**MATERIAL SUPPLIED**

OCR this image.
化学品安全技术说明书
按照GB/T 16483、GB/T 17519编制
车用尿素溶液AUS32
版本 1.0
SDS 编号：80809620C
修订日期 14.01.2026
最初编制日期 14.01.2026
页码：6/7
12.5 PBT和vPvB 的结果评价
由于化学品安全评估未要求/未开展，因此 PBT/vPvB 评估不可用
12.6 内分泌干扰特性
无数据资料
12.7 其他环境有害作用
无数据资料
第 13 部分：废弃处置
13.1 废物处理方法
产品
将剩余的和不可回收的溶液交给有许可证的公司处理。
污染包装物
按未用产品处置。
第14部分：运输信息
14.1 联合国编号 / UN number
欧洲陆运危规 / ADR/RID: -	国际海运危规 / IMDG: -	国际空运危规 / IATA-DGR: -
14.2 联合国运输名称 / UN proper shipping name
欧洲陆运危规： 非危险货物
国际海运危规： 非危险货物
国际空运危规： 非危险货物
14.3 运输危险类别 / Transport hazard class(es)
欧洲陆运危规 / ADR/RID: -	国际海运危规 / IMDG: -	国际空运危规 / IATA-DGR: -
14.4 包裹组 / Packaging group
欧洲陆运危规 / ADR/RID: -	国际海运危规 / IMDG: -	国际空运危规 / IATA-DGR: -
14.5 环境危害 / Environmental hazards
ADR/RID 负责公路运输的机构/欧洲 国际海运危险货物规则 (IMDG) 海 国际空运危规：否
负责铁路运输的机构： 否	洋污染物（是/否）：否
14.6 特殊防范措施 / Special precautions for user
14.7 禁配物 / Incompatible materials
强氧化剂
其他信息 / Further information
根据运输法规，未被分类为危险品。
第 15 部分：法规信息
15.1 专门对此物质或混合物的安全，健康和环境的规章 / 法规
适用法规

**EXERCISE PROMPT**
From the entries above, copy every line containing the word "非危险货物".

**FULL ANSWER**
欧洲陆运危规： 非危险货物
国际海运危规： 非危险货物
国际空运危规： 非危险货物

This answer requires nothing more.